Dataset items
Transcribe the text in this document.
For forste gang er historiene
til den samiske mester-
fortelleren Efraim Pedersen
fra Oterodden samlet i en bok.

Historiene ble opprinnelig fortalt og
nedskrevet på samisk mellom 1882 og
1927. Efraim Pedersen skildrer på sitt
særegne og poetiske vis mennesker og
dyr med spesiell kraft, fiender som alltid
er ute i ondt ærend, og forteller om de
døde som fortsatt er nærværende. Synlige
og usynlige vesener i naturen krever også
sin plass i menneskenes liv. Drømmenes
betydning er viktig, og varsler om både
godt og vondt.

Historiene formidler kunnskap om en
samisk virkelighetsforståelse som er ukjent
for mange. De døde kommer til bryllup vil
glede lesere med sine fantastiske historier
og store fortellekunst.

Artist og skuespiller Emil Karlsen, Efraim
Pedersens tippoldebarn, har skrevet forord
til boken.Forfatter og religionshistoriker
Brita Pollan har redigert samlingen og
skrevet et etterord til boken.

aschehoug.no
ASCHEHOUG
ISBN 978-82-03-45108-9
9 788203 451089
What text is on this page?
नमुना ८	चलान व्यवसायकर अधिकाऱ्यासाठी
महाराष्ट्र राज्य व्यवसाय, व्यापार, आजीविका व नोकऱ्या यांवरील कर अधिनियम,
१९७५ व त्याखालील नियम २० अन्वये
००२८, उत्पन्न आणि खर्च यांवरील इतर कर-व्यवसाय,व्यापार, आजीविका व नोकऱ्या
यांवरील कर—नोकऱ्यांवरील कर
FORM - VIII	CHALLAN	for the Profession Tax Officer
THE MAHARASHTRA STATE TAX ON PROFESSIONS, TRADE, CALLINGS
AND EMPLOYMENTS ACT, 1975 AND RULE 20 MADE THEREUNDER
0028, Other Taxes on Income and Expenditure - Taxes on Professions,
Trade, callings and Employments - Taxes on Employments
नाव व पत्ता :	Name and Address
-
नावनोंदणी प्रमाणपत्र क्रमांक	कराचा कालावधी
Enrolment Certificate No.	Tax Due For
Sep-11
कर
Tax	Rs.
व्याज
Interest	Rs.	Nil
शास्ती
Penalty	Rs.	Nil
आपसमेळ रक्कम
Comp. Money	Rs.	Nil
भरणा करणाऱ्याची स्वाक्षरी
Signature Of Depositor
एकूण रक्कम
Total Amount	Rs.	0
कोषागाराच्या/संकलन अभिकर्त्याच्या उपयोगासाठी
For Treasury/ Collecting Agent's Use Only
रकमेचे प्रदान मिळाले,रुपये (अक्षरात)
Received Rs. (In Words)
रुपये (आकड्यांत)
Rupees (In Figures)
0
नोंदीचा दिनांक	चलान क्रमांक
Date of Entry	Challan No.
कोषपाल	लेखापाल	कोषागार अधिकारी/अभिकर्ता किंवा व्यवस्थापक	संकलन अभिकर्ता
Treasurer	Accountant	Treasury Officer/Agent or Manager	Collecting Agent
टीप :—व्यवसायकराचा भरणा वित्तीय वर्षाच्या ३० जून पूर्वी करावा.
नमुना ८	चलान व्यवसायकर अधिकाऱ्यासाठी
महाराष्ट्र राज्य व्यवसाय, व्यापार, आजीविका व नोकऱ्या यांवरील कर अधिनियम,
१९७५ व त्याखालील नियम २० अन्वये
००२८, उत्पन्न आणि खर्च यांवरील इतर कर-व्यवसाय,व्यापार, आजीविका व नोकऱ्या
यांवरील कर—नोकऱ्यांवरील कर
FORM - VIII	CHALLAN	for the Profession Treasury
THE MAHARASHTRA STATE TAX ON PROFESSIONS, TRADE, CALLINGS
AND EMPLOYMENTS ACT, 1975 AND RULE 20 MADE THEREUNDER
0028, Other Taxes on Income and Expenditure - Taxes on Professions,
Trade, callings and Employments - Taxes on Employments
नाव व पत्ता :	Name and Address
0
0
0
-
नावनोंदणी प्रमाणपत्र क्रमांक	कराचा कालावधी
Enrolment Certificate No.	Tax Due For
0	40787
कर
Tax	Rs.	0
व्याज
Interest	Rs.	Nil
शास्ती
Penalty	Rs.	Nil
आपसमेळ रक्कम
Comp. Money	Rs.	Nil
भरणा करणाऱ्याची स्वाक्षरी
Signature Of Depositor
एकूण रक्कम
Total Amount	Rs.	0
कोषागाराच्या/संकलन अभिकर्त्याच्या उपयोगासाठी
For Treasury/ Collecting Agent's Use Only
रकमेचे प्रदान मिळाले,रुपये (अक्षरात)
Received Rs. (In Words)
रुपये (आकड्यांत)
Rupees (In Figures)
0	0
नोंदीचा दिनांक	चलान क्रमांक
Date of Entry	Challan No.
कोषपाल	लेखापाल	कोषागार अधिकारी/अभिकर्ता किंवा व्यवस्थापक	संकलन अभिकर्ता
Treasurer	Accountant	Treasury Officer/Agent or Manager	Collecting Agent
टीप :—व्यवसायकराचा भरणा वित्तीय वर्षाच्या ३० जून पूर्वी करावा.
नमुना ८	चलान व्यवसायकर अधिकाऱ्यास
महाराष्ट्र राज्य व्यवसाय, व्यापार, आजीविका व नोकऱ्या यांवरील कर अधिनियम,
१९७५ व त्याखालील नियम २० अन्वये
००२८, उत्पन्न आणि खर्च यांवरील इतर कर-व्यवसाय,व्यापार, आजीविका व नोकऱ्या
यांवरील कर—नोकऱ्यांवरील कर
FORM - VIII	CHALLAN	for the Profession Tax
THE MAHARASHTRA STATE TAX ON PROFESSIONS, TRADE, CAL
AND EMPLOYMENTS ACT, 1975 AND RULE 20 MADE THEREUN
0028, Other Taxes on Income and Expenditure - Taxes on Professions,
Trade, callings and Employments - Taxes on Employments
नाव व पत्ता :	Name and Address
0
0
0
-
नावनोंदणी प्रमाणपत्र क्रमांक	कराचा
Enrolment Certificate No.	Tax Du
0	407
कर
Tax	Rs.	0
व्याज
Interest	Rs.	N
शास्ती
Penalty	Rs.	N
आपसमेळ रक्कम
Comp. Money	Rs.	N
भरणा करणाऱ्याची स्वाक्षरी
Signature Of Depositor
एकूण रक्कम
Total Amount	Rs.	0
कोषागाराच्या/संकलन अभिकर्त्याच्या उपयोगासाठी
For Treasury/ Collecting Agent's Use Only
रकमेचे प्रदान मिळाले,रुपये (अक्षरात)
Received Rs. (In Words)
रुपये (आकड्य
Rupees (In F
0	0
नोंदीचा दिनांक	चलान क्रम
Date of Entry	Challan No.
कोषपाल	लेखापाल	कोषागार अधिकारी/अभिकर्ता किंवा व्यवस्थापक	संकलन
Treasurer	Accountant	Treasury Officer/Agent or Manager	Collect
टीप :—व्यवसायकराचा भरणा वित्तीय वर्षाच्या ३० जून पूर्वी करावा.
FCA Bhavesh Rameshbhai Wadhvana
* * *
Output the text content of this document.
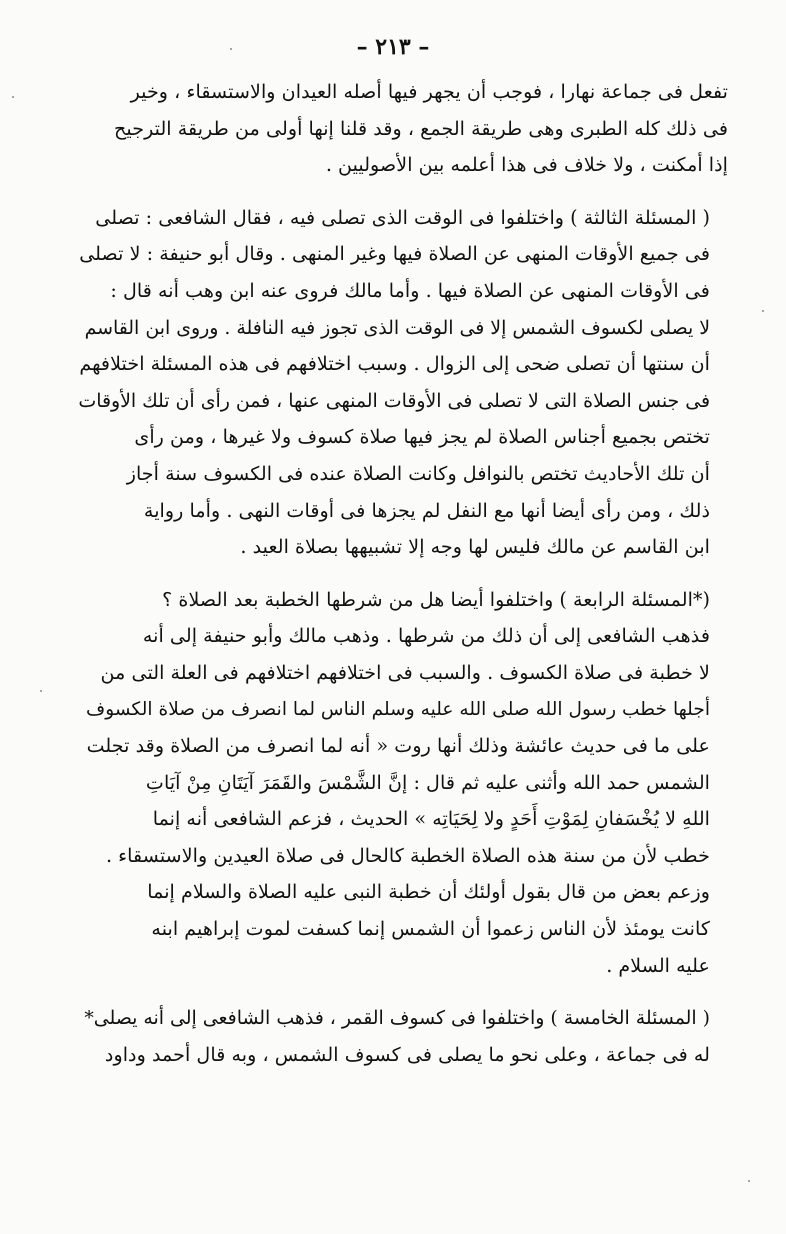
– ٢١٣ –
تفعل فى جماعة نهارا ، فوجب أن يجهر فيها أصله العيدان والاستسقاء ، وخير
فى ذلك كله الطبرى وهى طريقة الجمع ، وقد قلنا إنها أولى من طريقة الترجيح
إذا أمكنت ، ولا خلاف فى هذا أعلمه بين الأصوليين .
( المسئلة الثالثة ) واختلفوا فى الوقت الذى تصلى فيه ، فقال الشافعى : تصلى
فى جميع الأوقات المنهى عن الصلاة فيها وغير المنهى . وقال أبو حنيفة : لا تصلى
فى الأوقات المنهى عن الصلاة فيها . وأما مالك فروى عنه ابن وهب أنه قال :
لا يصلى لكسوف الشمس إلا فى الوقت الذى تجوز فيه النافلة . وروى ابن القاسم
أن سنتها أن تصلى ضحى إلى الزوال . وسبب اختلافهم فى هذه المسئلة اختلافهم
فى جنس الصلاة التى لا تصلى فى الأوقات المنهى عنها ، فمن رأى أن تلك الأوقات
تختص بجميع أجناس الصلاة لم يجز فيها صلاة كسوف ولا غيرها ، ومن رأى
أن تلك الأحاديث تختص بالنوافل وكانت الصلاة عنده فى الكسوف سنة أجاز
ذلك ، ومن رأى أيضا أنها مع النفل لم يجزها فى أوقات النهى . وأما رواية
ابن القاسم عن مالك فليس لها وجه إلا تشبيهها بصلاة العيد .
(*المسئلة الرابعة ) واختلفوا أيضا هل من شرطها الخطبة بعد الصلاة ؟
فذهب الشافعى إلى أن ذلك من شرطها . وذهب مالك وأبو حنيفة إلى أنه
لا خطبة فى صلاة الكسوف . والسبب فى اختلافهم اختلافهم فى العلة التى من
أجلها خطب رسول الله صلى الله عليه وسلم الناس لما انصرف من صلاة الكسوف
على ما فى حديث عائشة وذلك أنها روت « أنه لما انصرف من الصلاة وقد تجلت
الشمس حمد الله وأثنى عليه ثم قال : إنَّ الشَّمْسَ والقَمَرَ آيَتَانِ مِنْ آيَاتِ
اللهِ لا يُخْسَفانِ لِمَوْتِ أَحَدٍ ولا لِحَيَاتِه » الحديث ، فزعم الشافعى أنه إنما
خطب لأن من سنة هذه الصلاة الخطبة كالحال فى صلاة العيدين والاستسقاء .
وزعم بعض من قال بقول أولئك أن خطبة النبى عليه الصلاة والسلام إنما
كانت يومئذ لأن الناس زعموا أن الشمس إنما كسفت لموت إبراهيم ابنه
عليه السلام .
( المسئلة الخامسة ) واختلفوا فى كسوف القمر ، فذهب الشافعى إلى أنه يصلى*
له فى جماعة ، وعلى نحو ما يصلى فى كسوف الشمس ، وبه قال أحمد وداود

■ **Directions**:
Only lines with the word "وأما" should be collected from the material.

■ **Task result**:
فى الأوقات المنهى عن الصلاة فيها . وأما مالك فروى عنه ابن وهب أنه قال :
ذلك ، ومن رأى أيضا أنها مع النفل لم يجزها فى أوقات النهى . وأما رواية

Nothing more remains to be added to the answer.